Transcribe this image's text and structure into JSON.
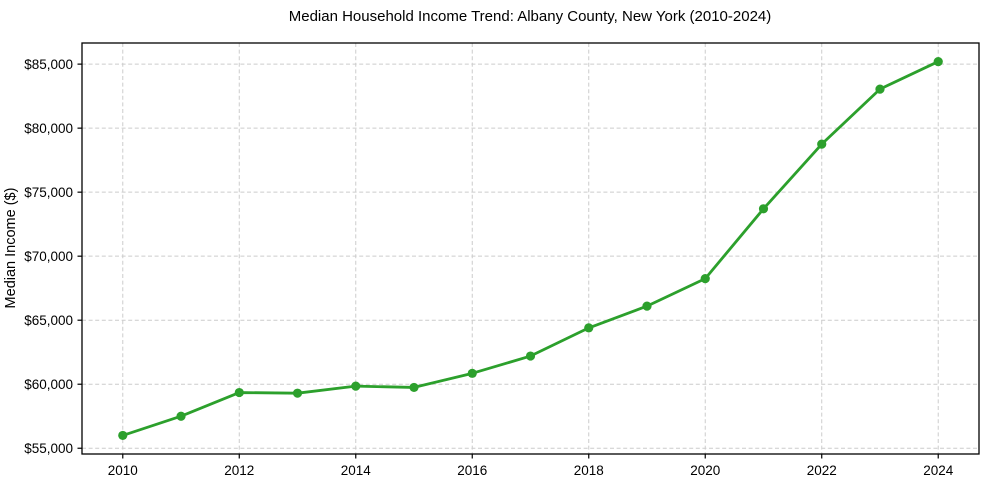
{
  "chart_data": {
    "type": "line",
    "title": "Median Household Income Trend: Albany County, New York (2010-2024)",
    "xlabel": "",
    "ylabel": "Median Income ($)",
    "series": [
      {
        "name": "Median Household Income",
        "x": [
          2010,
          2011,
          2012,
          2013,
          2014,
          2015,
          2016,
          2017,
          2018,
          2019,
          2020,
          2021,
          2022,
          2023,
          2024
        ],
        "values": [
          56000,
          57500,
          59350,
          59300,
          59850,
          59750,
          60850,
          62200,
          64400,
          66100,
          68250,
          73700,
          78750,
          83050,
          85200
        ],
        "line_color": "#2ca02c",
        "marker": "circle"
      }
    ],
    "xlim": [
      2009.3,
      2024.7
    ],
    "ylim": [
      54550,
      86650
    ],
    "x_ticks": [
      2010,
      2012,
      2014,
      2016,
      2018,
      2020,
      2022,
      2024
    ],
    "x_tick_labels": [
      "2010",
      "2012",
      "2014",
      "2016",
      "2018",
      "2020",
      "2022",
      "2024"
    ],
    "y_ticks": [
      55000,
      60000,
      65000,
      70000,
      75000,
      80000,
      85000
    ],
    "y_tick_labels": [
      "$55,000",
      "$60,000",
      "$65,000",
      "$70,000",
      "$75,000",
      "$80,000",
      "$85,000"
    ],
    "grid": "dashed",
    "grid_color": "#cccccc",
    "spine_color": "#000000",
    "background_color": "#ffffff",
    "legend": "none"
  }
}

__GOAL__: Except for the pictures, copy the material above exactly.

__ANSWER TO THE TASK__:
Transcribe this image's text and structure into JSON.
{
  "chart_data": {
    "type": "line",
    "title": "Median Household Income Trend: Albany County, New York (2010-2024)",
    "xlabel": "",
    "ylabel": "Median Income ($)",
    "series": [
      {
        "name": "Median Household Income",
        "x": [
          2010,
          2011,
          2012,
          2013,
          2014,
          2015,
          2016,
          2017,
          2018,
          2019,
          2020,
          2021,
          2022,
          2023,
          2024
        ],
        "values": [
          56000,
          57500,
          59350,
          59300,
          59850,
          59750,
          60850,
          62200,
          64400,
          66100,
          68250,
          73700,
          78750,
          83050,
          85200
        ],
        "line_color": "#2ca02c",
        "marker": "circle"
      }
    ],
    "xlim": [
      2009.3,
      2024.7
    ],
    "ylim": [
      54550,
      86650
    ],
    "x_ticks": [
      2010,
      2012,
      2014,
      2016,
      2018,
      2020,
      2022,
      2024
    ],
    "x_tick_labels": [
      "2010",
      "2012",
      "2014",
      "2016",
      "2018",
      "2020",
      "2022",
      "2024"
    ],
    "y_ticks": [
      55000,
      60000,
      65000,
      70000,
      75000,
      80000,
      85000
    ],
    "y_tick_labels": [
      "$55,000",
      "$60,000",
      "$65,000",
      "$70,000",
      "$75,000",
      "$80,000",
      "$85,000"
    ],
    "grid": "dashed",
    "grid_color": "#cccccc",
    "spine_color": "#000000",
    "background_color": "#ffffff",
    "legend": "none"
  }
}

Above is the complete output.